## Problem description
Copy out all of the material exactly as presented.

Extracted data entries
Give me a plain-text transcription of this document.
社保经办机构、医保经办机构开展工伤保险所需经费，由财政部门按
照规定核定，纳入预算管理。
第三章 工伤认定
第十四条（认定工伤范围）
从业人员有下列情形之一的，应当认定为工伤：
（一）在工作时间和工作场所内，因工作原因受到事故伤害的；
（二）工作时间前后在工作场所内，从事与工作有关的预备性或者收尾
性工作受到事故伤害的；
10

## Response to this exercise
Give me a plain-text transcription of this document.
社保经办机构、医保经办机构开展工伤保险所需经费，由财政部门按
照规定核定，纳入预算管理。
第三章 工伤认定
第十四条（认定工伤范围）
从业人员有下列情形之一的，应当认定为工伤：
（一）在工作时间和工作场所内，因工作原因受到事故伤害的；
（二）工作时间前后在工作场所内，从事与工作有关的预备性或者收尾
性工作受到事故伤害的；
10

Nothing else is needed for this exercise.